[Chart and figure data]
◆ ◆ ◆ ◆ ◆ ◆ ◆

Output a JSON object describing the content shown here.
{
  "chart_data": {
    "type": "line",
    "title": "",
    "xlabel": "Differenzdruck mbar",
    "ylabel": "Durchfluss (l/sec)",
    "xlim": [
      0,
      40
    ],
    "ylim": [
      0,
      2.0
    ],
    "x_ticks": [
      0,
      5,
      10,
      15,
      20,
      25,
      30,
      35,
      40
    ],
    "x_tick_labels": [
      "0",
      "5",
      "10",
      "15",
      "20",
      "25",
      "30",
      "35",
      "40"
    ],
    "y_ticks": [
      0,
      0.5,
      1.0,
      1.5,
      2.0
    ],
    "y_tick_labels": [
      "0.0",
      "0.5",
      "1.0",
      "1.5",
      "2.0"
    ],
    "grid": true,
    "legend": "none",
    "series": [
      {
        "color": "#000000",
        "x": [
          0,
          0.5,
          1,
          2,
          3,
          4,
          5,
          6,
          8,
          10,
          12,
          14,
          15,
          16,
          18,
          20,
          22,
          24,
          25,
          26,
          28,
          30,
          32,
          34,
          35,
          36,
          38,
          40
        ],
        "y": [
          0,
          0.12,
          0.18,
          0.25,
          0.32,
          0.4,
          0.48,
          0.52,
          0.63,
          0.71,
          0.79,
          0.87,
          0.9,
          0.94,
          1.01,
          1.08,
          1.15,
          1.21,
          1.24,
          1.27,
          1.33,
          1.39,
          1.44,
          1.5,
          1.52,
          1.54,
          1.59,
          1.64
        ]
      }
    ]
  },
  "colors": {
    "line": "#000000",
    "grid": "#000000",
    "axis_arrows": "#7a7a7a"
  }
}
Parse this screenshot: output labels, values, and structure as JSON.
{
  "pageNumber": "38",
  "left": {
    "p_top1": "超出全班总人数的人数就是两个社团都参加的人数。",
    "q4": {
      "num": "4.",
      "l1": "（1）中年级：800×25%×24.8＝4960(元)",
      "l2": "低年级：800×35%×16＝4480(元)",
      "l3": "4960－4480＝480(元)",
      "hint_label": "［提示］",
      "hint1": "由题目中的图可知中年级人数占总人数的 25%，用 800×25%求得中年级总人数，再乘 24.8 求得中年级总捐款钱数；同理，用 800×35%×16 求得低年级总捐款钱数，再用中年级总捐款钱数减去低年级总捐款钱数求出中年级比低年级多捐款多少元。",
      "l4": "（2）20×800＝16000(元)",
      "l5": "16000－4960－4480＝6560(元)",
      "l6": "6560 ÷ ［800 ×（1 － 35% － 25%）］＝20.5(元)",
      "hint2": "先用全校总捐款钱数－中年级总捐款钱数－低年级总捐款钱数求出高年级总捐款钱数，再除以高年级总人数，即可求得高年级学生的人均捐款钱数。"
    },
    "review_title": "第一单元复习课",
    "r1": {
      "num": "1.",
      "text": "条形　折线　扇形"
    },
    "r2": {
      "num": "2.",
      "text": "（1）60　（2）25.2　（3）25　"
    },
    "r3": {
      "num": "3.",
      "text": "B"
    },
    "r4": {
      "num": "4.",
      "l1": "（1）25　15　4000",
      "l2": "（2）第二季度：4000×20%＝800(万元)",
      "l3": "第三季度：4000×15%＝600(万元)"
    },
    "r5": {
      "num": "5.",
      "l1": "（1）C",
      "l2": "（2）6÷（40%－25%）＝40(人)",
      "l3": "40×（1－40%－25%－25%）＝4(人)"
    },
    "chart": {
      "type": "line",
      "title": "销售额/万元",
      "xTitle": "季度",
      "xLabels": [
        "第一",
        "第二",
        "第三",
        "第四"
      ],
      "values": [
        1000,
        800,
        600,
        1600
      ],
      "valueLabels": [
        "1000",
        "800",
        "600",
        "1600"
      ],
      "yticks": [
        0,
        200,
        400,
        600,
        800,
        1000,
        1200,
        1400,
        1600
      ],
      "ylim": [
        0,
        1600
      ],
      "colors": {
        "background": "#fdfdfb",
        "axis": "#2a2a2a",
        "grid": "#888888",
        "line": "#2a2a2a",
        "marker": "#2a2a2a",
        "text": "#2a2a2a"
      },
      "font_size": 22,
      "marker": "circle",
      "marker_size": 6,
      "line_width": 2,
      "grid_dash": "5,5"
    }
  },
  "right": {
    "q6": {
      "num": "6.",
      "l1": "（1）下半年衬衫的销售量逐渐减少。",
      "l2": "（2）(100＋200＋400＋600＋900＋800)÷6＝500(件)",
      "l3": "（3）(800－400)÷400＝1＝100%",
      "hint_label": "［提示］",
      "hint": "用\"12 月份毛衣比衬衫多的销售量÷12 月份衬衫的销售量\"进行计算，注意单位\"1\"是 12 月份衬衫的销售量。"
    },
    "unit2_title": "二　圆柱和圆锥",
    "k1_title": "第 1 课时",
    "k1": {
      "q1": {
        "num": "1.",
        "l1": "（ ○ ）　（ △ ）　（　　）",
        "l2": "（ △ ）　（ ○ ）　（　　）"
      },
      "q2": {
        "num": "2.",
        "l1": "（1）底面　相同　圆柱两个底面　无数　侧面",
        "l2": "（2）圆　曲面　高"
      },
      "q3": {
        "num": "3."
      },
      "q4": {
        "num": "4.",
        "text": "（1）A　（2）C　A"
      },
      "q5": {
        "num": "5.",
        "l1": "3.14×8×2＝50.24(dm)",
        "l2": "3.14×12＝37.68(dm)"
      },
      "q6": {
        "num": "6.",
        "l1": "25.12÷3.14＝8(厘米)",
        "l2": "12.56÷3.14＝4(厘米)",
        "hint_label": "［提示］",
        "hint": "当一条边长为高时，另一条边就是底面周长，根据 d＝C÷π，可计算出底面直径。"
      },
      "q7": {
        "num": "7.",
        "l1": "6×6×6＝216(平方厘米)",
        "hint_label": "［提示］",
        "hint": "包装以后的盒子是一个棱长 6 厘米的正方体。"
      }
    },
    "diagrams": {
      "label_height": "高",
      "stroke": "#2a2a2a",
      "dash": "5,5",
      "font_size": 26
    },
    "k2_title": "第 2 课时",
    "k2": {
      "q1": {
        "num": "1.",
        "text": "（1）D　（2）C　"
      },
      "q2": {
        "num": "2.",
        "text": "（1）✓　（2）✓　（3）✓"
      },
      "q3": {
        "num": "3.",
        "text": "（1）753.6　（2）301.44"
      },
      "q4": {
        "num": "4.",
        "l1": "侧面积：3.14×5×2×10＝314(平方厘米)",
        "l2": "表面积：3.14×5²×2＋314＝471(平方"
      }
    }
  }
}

◆ ◆ ◆ ◆ ◆ ◆ ◆

What is being asked - Each record above must be given again exactly.

Completed exercise -
Output a JSON object describing the content shown here.
{
  "chart_data": {
    "type": "line",
    "title": "",
    "xlabel": "Differenzdruck mbar",
    "ylabel": "Durchfluss (l/sec)",
    "xlim": [
      0,
      40
    ],
    "ylim": [
      0,
      2.0
    ],
    "x_ticks": [
      0,
      5,
      10,
      15,
      20,
      25,
      30,
      35,
      40
    ],
    "x_tick_labels": [
      "0",
      "5",
      "10",
      "15",
      "20",
      "25",
      "30",
      "35",
      "40"
    ],
    "y_ticks": [
      0,
      0.5,
      1.0,
      1.5,
      2.0
    ],
    "y_tick_labels": [
      "0.0",
      "0.5",
      "1.0",
      "1.5",
      "2.0"
    ],
    "grid": true,
    "legend": "none",
    "series": [
      {
        "color": "#000000",
        "x": [
          0,
          0.5,
          1,
          2,
          3,
          4,
          5,
          6,
          8,
          10,
          12,
          14,
          15,
          16,
          18,
          20,
          22,
          24,
          25,
          26,
          28,
          30,
          32,
          34,
          35,
          36,
          38,
          40
        ],
        "y": [
          0,
          0.12,
          0.18,
          0.25,
          0.32,
          0.4,
          0.48,
          0.52,
          0.63,
          0.71,
          0.79,
          0.87,
          0.9,
          0.94,
          1.01,
          1.08,
          1.15,
          1.21,
          1.24,
          1.27,
          1.33,
          1.39,
          1.44,
          1.5,
          1.52,
          1.54,
          1.59,
          1.64
        ]
      }
    ]
  },
  "colors": {
    "line": "#000000",
    "grid": "#000000",
    "axis_arrows": "#7a7a7a"
  }
}
Parse this screenshot: output labels, values, and structure as JSON.
{
  "pageNumber": "38",
  "left": {
    "p_top1": "超出全班总人数的人数就是两个社团都参加的人数。",
    "q4": {
      "num": "4.",
      "l1": "（1）中年级：800×25%×24.8＝4960(元)",
      "l2": "低年级：800×35%×16＝4480(元)",
      "l3": "4960－4480＝480(元)",
      "hint_label": "［提示］",
      "hint1": "由题目中的图可知中年级人数占总人数的 25%，用 800×25%求得中年级总人数，再乘 24.8 求得中年级总捐款钱数；同理，用 800×35%×16 求得低年级总捐款钱数，再用中年级总捐款钱数减去低年级总捐款钱数求出中年级比低年级多捐款多少元。",
      "l4": "（2）20×800＝16000(元)",
      "l5": "16000－4960－4480＝6560(元)",
      "l6": "6560 ÷ ［800 ×（1 － 35% － 25%）］＝20.5(元)",
      "hint2": "先用全校总捐款钱数－中年级总捐款钱数－低年级总捐款钱数求出高年级总捐款钱数，再除以高年级总人数，即可求得高年级学生的人均捐款钱数。"
    },
    "review_title": "第一单元复习课",
    "r1": {
      "num": "1.",
      "text": "条形　折线　扇形"
    },
    "r2": {
      "num": "2.",
      "text": "（1）60　（2）25.2　（3）25　"
    },
    "r3": {
      "num": "3.",
      "text": "B"
    },
    "r4": {
      "num": "4.",
      "l1": "（1）25　15　4000",
      "l2": "（2）第二季度：4000×20%＝800(万元)",
      "l3": "第三季度：4000×15%＝600(万元)"
    },
    "r5": {
      "num": "5.",
      "l1": "（1）C",
      "l2": "（2）6÷（40%－25%）＝40(人)",
      "l3": "40×（1－40%－25%－25%）＝4(人)"
    },
    "chart": {
      "type": "line",
      "title": "销售额/万元",
      "xTitle": "季度",
      "xLabels": [
        "第一",
        "第二",
        "第三",
        "第四"
      ],
      "values": [
        1000,
        800,
        600,
        1600
      ],
      "valueLabels": [
        "1000",
        "800",
        "600",
        "1600"
      ],
      "yticks": [
        0,
        200,
        400,
        600,
        800,
        1000,
        1200,
        1400,
        1600
      ],
      "ylim": [
        0,
        1600
      ],
      "colors": {
        "background": "#fdfdfb",
        "axis": "#2a2a2a",
        "grid": "#888888",
        "line": "#2a2a2a",
        "marker": "#2a2a2a",
        "text": "#2a2a2a"
      },
      "font_size": 22,
      "marker": "circle",
      "marker_size": 6,
      "line_width": 2,
      "grid_dash": "5,5"
    }
  },
  "right": {
    "q6": {
      "num": "6.",
      "l1": "（1）下半年衬衫的销售量逐渐减少。",
      "l2": "（2）(100＋200＋400＋600＋900＋800)÷6＝500(件)",
      "l3": "（3）(800－400)÷400＝1＝100%",
      "hint_label": "［提示］",
      "hint": "用\"12 月份毛衣比衬衫多的销售量÷12 月份衬衫的销售量\"进行计算，注意单位\"1\"是 12 月份衬衫的销售量。"
    },
    "unit2_title": "二　圆柱和圆锥",
    "k1_title": "第 1 课时",
    "k1": {
      "q1": {
        "num": "1.",
        "l1": "（ ○ ）　（ △ ）　（　　）",
        "l2": "（ △ ）　（ ○ ）　（　　）"
      },
      "q2": {
        "num": "2.",
        "l1": "（1）底面　相同　圆柱两个底面　无数　侧面",
        "l2": "（2）圆　曲面　高"
      },
      "q3": {
        "num": "3."
      },
      "q4": {
        "num": "4.",
        "text": "（1）A　（2）C　A"
      },
      "q5": {
        "num": "5.",
        "l1": "3.14×8×2＝50.24(dm)",
        "l2": "3.14×12＝37.68(dm)"
      },
      "q6": {
        "num": "6.",
        "l1": "25.12÷3.14＝8(厘米)",
        "l2": "12.56÷3.14＝4(厘米)",
        "hint_label": "［提示］",
        "hint": "当一条边长为高时，另一条边就是底面周长，根据 d＝C÷π，可计算出底面直径。"
      },
      "q7": {
        "num": "7.",
        "l1": "6×6×6＝216(平方厘米)",
        "hint_label": "［提示］",
        "hint": "包装以后的盒子是一个棱长 6 厘米的正方体。"
      }
    },
    "diagrams": {
      "label_height": "高",
      "stroke": "#2a2a2a",
      "dash": "5,5",
      "font_size": 26
    },
    "k2_title": "第 2 课时",
    "k2": {
      "q1": {
        "num": "1.",
        "text": "（1）D　（2）C　"
      },
      "q2": {
        "num": "2.",
        "text": "（1）✓　（2）✓　（3）✓"
      },
      "q3": {
        "num": "3.",
        "text": "（1）753.6　（2）301.44"
      },
      "q4": {
        "num": "4.",
        "l1": "侧面积：3.14×5×2×10＝314(平方厘米)",
        "l2": "表面积：3.14×5²×2＋314＝471(平方"
      }
    }
  }
}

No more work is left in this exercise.